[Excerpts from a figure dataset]
━━━━━━
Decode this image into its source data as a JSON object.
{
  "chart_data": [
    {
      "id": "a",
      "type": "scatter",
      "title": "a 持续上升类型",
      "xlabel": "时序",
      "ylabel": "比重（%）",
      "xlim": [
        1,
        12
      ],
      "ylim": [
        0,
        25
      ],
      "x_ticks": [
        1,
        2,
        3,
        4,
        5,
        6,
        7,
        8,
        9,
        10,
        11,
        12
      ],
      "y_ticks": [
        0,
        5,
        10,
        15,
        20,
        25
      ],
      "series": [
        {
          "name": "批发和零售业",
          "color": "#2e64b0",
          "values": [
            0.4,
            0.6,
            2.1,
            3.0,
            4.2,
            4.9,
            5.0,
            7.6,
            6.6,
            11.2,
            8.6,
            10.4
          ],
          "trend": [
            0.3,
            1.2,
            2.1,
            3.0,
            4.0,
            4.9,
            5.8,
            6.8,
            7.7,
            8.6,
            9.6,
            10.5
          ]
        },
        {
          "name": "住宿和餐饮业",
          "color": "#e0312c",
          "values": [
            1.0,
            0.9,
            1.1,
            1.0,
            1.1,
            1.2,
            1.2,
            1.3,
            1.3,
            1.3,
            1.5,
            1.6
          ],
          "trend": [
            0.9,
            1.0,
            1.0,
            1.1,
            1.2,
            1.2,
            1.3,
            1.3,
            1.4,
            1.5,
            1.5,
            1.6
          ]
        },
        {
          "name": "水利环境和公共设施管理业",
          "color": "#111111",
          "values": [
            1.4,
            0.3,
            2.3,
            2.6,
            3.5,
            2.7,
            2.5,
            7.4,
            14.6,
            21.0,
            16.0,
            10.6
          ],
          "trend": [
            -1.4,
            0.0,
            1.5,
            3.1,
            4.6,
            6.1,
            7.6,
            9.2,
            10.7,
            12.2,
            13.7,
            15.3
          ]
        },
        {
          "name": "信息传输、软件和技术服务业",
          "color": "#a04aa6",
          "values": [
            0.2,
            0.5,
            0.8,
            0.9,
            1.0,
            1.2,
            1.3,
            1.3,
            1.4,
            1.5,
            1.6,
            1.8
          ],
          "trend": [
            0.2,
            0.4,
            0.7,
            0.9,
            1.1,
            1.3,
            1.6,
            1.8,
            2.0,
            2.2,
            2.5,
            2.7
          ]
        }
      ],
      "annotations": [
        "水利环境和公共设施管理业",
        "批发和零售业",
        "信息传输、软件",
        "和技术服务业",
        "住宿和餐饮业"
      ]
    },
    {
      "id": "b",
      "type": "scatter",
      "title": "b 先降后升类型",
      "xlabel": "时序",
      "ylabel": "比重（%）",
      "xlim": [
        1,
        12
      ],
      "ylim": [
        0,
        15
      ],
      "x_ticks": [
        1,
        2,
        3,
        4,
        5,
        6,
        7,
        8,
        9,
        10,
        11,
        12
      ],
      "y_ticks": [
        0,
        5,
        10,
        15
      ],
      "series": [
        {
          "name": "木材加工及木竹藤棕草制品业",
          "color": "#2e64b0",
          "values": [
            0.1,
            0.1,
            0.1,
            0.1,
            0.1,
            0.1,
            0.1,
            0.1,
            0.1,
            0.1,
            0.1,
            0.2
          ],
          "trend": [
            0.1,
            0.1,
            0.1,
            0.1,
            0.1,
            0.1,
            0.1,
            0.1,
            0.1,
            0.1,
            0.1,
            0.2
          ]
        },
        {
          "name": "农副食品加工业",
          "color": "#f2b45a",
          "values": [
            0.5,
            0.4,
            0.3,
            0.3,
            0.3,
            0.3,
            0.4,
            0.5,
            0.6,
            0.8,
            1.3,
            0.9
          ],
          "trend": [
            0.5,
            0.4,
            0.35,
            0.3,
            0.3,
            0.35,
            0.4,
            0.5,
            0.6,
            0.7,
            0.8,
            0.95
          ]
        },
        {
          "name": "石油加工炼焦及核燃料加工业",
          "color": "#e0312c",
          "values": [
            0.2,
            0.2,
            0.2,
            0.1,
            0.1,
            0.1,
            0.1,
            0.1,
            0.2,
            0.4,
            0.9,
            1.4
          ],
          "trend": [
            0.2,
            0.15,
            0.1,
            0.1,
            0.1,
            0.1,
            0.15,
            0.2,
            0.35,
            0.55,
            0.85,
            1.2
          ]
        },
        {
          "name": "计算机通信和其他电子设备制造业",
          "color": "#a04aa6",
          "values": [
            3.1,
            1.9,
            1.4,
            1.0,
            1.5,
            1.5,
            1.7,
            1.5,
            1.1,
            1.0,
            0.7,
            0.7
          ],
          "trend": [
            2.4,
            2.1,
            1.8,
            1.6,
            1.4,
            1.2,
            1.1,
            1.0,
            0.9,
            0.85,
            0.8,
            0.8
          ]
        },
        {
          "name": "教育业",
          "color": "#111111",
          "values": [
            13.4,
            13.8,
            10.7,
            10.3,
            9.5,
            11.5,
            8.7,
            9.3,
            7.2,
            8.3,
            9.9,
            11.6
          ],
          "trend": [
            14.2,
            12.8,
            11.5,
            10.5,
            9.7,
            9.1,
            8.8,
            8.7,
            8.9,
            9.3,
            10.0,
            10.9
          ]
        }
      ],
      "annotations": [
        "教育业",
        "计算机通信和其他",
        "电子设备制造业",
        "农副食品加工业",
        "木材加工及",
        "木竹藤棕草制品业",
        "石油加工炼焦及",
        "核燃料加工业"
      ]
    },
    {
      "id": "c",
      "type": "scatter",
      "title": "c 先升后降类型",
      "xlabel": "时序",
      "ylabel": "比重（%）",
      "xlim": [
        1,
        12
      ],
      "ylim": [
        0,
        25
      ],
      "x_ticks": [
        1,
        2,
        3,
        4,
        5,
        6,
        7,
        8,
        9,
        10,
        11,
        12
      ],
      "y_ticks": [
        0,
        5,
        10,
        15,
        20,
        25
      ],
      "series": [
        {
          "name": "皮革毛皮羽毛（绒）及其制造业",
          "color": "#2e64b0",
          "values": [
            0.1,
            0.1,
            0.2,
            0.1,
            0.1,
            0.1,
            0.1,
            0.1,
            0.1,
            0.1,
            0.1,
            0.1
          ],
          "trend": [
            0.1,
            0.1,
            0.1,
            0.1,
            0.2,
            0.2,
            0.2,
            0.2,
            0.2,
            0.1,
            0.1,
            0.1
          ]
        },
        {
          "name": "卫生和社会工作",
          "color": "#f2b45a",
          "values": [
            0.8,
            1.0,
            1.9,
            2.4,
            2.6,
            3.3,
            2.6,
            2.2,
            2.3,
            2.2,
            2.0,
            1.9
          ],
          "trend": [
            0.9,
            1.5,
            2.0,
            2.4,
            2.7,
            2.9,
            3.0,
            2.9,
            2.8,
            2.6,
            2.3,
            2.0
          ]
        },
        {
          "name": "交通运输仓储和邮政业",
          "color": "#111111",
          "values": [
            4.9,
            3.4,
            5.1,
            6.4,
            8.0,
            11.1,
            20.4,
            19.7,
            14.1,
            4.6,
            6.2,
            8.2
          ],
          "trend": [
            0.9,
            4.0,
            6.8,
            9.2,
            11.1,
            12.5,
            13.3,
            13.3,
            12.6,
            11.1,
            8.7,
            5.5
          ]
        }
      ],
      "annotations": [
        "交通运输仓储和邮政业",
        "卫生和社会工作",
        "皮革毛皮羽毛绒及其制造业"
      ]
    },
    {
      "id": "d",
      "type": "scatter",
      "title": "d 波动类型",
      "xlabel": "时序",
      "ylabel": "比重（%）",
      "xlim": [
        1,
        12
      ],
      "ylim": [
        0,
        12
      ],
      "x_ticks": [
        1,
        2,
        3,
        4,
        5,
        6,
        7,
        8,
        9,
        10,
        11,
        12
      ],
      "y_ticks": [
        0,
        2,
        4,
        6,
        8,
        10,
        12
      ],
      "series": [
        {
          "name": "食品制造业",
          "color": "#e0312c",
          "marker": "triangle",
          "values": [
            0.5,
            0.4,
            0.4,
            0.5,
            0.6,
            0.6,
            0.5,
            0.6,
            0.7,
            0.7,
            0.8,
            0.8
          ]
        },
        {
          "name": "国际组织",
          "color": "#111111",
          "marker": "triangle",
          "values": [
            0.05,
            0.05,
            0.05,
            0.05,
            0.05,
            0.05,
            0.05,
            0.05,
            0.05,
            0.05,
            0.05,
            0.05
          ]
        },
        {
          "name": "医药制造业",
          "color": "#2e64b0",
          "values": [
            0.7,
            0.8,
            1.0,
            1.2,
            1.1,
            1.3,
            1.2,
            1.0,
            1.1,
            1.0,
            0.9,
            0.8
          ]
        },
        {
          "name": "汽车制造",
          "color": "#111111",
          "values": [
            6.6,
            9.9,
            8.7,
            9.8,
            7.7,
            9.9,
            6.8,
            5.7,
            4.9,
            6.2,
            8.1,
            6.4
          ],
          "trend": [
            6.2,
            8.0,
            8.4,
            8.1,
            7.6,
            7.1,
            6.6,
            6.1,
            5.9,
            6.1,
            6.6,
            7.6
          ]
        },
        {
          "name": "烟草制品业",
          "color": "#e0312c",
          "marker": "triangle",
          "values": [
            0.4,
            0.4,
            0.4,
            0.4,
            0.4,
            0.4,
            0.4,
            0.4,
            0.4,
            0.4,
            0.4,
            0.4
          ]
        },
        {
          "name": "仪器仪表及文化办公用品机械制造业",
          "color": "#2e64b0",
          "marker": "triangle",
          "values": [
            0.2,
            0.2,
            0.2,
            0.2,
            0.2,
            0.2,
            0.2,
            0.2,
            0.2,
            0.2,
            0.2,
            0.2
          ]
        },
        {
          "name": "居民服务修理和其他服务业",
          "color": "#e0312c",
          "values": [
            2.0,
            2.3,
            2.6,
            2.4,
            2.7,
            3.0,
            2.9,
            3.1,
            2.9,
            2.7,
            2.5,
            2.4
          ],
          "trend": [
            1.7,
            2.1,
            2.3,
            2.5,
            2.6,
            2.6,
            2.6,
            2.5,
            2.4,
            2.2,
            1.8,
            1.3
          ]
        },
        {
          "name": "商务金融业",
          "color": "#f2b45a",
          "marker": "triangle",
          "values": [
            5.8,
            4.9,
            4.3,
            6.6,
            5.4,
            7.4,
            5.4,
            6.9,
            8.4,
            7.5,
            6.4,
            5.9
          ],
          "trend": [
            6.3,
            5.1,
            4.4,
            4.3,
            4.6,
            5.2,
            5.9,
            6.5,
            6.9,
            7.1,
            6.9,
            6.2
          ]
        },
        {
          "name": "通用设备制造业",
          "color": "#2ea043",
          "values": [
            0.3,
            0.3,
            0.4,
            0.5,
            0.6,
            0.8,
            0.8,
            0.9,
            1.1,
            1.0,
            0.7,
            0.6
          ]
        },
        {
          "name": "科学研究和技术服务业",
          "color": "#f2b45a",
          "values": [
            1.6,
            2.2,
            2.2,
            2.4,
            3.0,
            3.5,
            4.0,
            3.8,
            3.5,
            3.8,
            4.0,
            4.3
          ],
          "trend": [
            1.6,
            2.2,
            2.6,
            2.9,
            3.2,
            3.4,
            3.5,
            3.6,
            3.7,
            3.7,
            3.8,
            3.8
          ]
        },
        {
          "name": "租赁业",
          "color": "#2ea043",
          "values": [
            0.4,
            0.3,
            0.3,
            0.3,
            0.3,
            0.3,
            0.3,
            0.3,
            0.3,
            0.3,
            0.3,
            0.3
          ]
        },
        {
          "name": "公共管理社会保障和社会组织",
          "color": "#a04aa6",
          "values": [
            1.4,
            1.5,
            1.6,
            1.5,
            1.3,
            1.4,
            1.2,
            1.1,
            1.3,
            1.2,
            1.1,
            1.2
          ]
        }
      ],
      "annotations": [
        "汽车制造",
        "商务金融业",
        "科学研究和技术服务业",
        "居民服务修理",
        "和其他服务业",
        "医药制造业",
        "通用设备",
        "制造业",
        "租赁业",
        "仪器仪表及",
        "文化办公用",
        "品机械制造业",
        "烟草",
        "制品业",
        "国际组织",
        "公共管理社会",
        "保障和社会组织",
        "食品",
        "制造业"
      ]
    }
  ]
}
━━━━━━
# Set task
Gather, from the listing above, every line carrying the word "title".

# Solution to this task
      "title": "a 持续上升类型",
      "title": "b 先降后升类型",
      "title": "c 先升后降类型",
      "title": "d 波动类型",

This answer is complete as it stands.